Directive 1.
In the Survivor recap excerpt, what does Rocker tell Natalie he would do to her if she were a man?
══ Excerpt provided
And then Natalie drops the bombshell: “Why don’t you say something homophobic or racist like in your past?” (Or, you know, homosexual.) Lots of talk about the infamous Sports Illustrated article ensues until Rocker simply can’t take it anymore and tells Natalie, “If you were a man, I would knock your teeth out.” WHOA! Ease up, my man. After all that Danny Bonaduce – Jonny Fairplay unpleasantness, the next thing we need is another Survivor contestant’s teeth knocked out. Let’s just make that clear right here and now… after I go back and watch that Bonaduce – Fairplay fracas one more time, that is.
At this point, everyone—including Julie—tells him to take it down a notch. To which Rocker replies, “Take all the stuff down. Let’s fight,” which is totally not a Neanderthal response in the least. “Me no like you. Me swing fist. Me hurt you. Me also like girlfriend’s boob job.”
Jeff Probst does not allow the tribes to engage in a full-on brawl, so the teams eventually retreat back to their respective camps, and the question becomes: Did Natalie’s attack and Rocker’s response change Coyopa’s view of their tribemate and how he might fit into their long-term plans? The short answer: Yes. Yes, it did. For his part, Rocker is shocked—SHOCKED!—to find that gambling is going on in here. (Casablanca. Look it up.) “Natalie called me a homophobe today,” John tells us. “Really? My closest ally on this tribe is a gay man. Actions vs. accusations don’t really gel there.” Okay, first off, LOVE the “my best friend is gay” excuse. A classic, if ever there was one. Secondly, what about the “action” when you used the word queer in a major magazine article? Are we ignoring that? (To be fair, the use of that word is one of the very few things that Rocker has expressed regret about, and he does so again here—but still, it’s not hard to figure out where Natalie may have gotten that “accusation” from.)
════
Directive 2.
Reproduce the entries verbatim, beginning at their first line and stopping after the line that contains "- expand-collapse-row: Expand".
══ Provided entries
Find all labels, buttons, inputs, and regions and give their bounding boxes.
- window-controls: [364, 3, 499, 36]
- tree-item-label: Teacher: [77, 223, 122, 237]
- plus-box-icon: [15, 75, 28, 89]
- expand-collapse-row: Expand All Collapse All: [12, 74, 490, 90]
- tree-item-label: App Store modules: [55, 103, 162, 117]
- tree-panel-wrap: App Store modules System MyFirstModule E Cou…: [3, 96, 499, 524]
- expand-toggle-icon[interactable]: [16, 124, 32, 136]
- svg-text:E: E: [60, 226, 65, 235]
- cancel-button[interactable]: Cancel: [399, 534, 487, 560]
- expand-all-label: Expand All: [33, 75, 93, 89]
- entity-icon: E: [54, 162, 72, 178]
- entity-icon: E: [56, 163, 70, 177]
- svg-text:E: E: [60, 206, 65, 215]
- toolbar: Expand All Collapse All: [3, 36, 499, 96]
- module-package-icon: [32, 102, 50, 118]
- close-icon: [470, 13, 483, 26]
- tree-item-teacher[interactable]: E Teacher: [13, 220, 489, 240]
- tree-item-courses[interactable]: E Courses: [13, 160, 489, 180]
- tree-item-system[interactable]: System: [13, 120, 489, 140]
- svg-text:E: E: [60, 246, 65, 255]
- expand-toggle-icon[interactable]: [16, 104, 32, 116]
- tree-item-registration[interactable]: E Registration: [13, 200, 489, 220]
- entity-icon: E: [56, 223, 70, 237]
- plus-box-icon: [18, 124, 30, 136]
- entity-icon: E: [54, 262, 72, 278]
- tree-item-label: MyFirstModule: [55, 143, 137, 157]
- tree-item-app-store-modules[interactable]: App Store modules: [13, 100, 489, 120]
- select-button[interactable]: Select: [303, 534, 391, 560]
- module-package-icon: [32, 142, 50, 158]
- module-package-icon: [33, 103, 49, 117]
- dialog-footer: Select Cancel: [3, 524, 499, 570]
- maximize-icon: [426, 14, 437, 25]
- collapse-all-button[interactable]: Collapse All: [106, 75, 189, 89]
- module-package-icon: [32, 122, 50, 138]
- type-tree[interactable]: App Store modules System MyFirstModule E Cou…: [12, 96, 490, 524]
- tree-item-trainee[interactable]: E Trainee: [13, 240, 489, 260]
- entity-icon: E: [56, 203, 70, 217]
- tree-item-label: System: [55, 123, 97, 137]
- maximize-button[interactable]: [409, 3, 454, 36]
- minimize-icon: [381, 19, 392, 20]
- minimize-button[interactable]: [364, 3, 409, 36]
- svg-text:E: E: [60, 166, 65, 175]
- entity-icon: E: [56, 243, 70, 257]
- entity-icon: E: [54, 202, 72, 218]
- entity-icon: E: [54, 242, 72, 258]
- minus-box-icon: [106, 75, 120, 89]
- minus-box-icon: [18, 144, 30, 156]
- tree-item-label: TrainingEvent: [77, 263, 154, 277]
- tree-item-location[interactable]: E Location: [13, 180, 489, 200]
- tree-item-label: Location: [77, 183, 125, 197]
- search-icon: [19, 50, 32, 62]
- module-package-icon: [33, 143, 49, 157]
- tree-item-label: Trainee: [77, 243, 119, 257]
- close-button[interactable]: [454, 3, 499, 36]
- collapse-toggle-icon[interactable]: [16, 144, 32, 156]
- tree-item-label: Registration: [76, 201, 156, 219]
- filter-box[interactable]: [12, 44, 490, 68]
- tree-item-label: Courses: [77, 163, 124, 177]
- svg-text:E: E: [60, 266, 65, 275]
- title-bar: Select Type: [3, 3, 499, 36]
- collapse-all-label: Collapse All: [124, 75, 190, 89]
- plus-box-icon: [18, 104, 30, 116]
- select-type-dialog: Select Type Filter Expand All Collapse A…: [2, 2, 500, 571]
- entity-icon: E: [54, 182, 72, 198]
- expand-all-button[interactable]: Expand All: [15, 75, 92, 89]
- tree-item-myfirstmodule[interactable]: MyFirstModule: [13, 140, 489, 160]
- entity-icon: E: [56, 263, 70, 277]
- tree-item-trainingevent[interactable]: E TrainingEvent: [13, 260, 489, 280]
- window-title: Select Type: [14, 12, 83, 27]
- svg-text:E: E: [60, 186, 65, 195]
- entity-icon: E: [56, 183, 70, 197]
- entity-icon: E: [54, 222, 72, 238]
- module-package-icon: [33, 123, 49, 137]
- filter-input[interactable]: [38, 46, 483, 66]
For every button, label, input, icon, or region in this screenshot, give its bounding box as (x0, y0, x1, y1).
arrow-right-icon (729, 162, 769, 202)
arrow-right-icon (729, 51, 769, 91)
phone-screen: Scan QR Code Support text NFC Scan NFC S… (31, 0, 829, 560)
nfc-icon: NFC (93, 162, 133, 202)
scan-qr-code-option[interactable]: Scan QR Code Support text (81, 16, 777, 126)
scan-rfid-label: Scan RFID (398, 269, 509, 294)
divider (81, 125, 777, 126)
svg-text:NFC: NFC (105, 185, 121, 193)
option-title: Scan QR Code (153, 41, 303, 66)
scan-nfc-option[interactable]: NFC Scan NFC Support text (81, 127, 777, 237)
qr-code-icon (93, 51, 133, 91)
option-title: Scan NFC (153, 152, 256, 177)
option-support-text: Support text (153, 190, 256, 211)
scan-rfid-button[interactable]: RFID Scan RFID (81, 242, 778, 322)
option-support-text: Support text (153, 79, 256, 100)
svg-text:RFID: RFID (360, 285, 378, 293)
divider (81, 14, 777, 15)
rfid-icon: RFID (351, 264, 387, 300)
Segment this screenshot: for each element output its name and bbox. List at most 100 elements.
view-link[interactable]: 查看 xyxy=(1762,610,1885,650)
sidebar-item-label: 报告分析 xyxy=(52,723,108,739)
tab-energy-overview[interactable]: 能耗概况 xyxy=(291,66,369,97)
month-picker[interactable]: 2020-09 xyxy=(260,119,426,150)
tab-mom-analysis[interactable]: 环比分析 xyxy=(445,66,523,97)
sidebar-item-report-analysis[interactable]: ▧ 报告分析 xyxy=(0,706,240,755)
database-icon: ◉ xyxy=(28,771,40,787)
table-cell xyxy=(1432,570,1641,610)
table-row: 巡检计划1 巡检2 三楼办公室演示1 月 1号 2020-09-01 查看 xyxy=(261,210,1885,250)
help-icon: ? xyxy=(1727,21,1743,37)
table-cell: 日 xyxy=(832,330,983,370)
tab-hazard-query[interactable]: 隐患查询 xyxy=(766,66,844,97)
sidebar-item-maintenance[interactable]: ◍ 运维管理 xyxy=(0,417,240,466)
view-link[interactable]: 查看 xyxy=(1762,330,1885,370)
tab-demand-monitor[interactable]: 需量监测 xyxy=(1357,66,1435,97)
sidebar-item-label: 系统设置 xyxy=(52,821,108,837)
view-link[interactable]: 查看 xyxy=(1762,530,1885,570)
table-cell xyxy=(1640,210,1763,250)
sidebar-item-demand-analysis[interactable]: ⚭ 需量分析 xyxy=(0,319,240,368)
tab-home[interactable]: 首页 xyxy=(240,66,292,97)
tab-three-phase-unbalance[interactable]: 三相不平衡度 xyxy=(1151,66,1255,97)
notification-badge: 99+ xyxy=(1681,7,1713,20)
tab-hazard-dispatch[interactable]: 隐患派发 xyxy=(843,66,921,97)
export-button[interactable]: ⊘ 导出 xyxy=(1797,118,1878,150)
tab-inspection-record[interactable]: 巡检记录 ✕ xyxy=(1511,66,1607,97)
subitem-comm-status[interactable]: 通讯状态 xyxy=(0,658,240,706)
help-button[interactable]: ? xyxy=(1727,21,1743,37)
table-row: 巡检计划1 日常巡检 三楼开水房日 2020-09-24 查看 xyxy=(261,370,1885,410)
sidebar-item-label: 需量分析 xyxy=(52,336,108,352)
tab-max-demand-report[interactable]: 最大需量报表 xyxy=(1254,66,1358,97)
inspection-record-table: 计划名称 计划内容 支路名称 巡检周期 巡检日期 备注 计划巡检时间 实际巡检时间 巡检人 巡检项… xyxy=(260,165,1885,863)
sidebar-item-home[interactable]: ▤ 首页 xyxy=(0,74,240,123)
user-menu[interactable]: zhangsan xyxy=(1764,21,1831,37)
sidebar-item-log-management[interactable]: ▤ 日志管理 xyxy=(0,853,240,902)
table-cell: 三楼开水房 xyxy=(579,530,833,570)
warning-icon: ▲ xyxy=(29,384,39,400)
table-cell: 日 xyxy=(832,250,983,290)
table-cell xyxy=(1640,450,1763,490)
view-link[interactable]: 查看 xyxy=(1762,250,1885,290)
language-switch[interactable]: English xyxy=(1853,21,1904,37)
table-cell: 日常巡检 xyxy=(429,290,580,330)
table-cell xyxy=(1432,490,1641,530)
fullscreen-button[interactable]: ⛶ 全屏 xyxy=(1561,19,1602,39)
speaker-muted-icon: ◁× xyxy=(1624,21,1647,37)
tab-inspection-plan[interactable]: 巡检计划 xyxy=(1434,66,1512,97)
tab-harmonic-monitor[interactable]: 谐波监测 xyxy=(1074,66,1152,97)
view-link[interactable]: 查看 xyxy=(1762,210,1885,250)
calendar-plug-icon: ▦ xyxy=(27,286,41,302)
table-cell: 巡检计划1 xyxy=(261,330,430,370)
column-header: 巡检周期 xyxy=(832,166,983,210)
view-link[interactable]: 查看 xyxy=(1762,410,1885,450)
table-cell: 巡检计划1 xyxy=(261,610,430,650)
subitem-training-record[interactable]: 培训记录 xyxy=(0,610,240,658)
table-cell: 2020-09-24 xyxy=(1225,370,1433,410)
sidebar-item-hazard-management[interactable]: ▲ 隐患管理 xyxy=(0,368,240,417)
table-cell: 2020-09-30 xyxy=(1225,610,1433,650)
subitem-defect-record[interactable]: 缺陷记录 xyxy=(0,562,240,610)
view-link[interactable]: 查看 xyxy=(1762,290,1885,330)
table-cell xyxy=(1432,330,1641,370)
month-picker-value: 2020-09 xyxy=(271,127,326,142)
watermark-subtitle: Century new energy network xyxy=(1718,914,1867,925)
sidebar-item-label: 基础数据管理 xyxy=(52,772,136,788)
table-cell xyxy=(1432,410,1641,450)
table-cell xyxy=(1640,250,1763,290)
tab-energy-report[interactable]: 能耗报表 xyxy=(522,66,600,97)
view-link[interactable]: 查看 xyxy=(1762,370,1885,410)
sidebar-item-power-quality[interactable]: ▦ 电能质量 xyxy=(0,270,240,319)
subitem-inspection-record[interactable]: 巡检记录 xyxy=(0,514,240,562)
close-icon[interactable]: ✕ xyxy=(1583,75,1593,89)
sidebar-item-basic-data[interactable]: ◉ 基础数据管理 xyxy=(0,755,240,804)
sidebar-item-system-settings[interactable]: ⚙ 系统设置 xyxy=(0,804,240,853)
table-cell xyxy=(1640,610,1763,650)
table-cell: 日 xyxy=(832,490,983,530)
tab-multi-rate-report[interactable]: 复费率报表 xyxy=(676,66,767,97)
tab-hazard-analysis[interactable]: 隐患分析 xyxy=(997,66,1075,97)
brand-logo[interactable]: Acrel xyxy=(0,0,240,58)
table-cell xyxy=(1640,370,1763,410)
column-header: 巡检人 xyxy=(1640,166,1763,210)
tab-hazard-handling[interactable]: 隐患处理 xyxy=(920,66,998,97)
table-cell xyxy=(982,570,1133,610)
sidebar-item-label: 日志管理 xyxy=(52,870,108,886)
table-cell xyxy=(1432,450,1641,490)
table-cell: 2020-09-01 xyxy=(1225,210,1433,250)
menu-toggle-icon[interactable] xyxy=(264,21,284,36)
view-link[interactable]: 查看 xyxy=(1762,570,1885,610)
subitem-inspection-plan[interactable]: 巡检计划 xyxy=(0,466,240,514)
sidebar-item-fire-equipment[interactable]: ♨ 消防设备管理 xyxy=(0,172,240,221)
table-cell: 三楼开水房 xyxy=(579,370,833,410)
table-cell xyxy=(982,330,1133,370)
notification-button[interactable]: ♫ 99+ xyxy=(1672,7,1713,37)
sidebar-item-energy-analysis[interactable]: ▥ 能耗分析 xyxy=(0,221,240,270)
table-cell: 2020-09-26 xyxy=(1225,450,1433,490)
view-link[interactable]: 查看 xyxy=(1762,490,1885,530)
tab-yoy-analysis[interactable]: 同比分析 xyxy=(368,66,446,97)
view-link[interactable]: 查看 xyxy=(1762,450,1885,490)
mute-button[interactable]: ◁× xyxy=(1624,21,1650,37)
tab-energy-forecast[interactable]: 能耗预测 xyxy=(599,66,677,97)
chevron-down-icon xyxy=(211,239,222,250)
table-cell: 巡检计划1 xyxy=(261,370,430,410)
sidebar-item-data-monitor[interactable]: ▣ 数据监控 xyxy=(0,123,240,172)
════
Task solution 1.
He would knock her teeth out.

Task solution 2.
Find all labels, buttons, inputs, and regions and give their bounding boxes.
- window-controls: [364, 3, 499, 36]
- tree-item-label: Teacher: [77, 223, 122, 237]
- plus-box-icon: [15, 75, 28, 89]
- expand-collapse-row: Expand All Collapse All: [12, 74, 490, 90]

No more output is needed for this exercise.